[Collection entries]
——
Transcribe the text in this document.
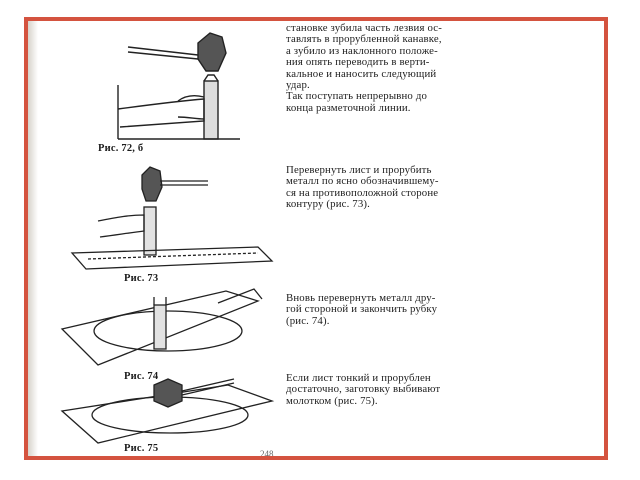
Рис. 72, б
Рис. 73
Рис. 74
Рис. 75

становке зубила часть лезвия ос-
тавлять в прорубленной канавке,
а зубило из наклонного положе-
ния опять переводить в верти-
кальное и наносить следующий
удар.
Так поступать непрерывно до
конца разметочной линии.

Перевернуть лист и прорубить
металл по ясно обозначившему-
ся на противоположной стороне
контуру (рис. 73).

Вновь перевернуть металл дру-
гой стороной и закончить рубку
(рис. 74).

Если лист тонкий и прорублен
достаточно, заготовку выбивают
молотком (рис. 75).

248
——
Exercise description ▸ Every entry above needs to be retyped exactly; drop the pictures.

Answer to the exercise ▸
Transcribe the text in this document.
Рис. 72, б
Рис. 73
Рис. 74
Рис. 75

становке зубила часть лезвия ос-
тавлять в прорубленной канавке,
а зубило из наклонного положе-
ния опять переводить в верти-
кальное и наносить следующий
удар.
Так поступать непрерывно до
конца разметочной линии.

Перевернуть лист и прорубить
металл по ясно обозначившему-
ся на противоположной стороне
контуру (рис. 73).

Вновь перевернуть металл дру-
гой стороной и закончить рубку
(рис. 74).

Если лист тонкий и прорублен
достаточно, заготовку выбивают
молотком (рис. 75).

248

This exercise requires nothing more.